─── Dataset records
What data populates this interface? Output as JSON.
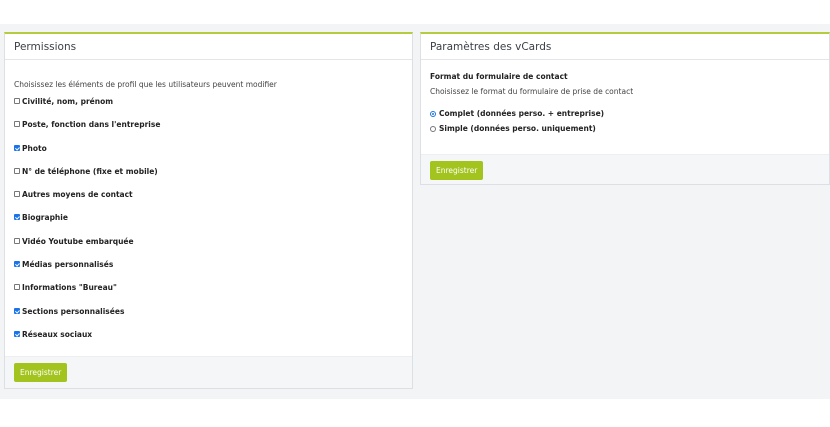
{
  "permissions": {
    "title": "Permissions",
    "intro": "Choisissez les éléments de profil que les utilisateurs peuvent modifier",
    "options": [
      {
        "label": "Civilité, nom, prénom",
        "checked": false
      },
      {
        "label": "Poste, fonction dans l'entreprise",
        "checked": false
      },
      {
        "label": "Photo",
        "checked": true
      },
      {
        "label": "N° de téléphone (fixe et mobile)",
        "checked": false
      },
      {
        "label": "Autres moyens de contact",
        "checked": false
      },
      {
        "label": "Biographie",
        "checked": true
      },
      {
        "label": "Vidéo Youtube embarquée",
        "checked": false
      },
      {
        "label": "Médias personnalisés",
        "checked": true
      },
      {
        "label": "Informations \"Bureau\"",
        "checked": false
      },
      {
        "label": "Sections personnalisées",
        "checked": true
      },
      {
        "label": "Réseaux sociaux",
        "checked": true
      }
    ],
    "save_label": "Enregistrer"
  },
  "vcards": {
    "title": "Paramètres des vCards",
    "section_title": "Format du formulaire de contact",
    "section_sub": "Choisissez le format du formulaire de prise de contact",
    "options": [
      {
        "label": "Complet (données perso. + entreprise)",
        "selected": true
      },
      {
        "label": "Simple (données perso. uniquement)",
        "selected": false
      }
    ],
    "save_label": "Enregistrer"
  },
  "colors": {
    "accent": "#a3c31f",
    "header_border": "#b6cc3f",
    "check": "#1a73e8"
  }
}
──────
#### Problem to solve
Give the entries again without a single change, but with no pictures.

#### Exercise output
What data populates this interface? Output as JSON.
{
  "permissions": {
    "title": "Permissions",
    "intro": "Choisissez les éléments de profil que les utilisateurs peuvent modifier",
    "options": [
      {
        "label": "Civilité, nom, prénom",
        "checked": false
      },
      {
        "label": "Poste, fonction dans l'entreprise",
        "checked": false
      },
      {
        "label": "Photo",
        "checked": true
      },
      {
        "label": "N° de téléphone (fixe et mobile)",
        "checked": false
      },
      {
        "label": "Autres moyens de contact",
        "checked": false
      },
      {
        "label": "Biographie",
        "checked": true
      },
      {
        "label": "Vidéo Youtube embarquée",
        "checked": false
      },
      {
        "label": "Médias personnalisés",
        "checked": true
      },
      {
        "label": "Informations \"Bureau\"",
        "checked": false
      },
      {
        "label": "Sections personnalisées",
        "checked": true
      },
      {
        "label": "Réseaux sociaux",
        "checked": true
      }
    ],
    "save_label": "Enregistrer"
  },
  "vcards": {
    "title": "Paramètres des vCards",
    "section_title": "Format du formulaire de contact",
    "section_sub": "Choisissez le format du formulaire de prise de contact",
    "options": [
      {
        "label": "Complet (données perso. + entreprise)",
        "selected": true
      },
      {
        "label": "Simple (données perso. uniquement)",
        "selected": false
      }
    ],
    "save_label": "Enregistrer"
  },
  "colors": {
    "accent": "#a3c31f",
    "header_border": "#b6cc3f",
    "check": "#1a73e8"
  }
}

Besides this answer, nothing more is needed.